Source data
------------------------------------

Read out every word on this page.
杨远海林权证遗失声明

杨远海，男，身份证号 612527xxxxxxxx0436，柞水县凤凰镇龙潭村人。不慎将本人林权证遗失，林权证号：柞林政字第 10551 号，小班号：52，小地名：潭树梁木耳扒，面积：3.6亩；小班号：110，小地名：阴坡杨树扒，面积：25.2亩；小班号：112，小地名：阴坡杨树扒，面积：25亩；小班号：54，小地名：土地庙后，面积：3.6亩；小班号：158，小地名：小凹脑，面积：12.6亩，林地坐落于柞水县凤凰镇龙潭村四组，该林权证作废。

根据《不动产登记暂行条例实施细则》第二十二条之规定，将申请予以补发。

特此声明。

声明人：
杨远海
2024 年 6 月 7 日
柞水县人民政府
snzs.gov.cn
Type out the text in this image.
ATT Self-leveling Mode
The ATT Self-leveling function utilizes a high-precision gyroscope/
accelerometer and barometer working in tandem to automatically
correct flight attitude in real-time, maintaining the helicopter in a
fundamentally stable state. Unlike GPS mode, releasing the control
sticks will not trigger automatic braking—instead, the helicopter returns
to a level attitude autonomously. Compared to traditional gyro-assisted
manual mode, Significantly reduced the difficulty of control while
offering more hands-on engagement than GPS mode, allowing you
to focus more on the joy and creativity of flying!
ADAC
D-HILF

------------------------------------

▶ [TASK REQUIREMENTS] Give the lines from the one containing "Type out the text in this image." through the end of the entries again, exactly as written and with no other lines.

▶ [FULL SOLUTION]
Type out the text in this image.
ATT Self-leveling Mode
The ATT Self-leveling function utilizes a high-precision gyroscope/
accelerometer and barometer working in tandem to automatically
correct flight attitude in real-time, maintaining the helicopter in a
fundamentally stable state. Unlike GPS mode, releasing the control
sticks will not trigger automatic braking—instead, the helicopter returns
to a level attitude autonomously. Compared to traditional gyro-assisted
manual mode, Significantly reduced the difficulty of control while
offering more hands-on engagement than GPS mode, allowing you
to focus more on the joy and creativity of flying!
ADAC
D-HILF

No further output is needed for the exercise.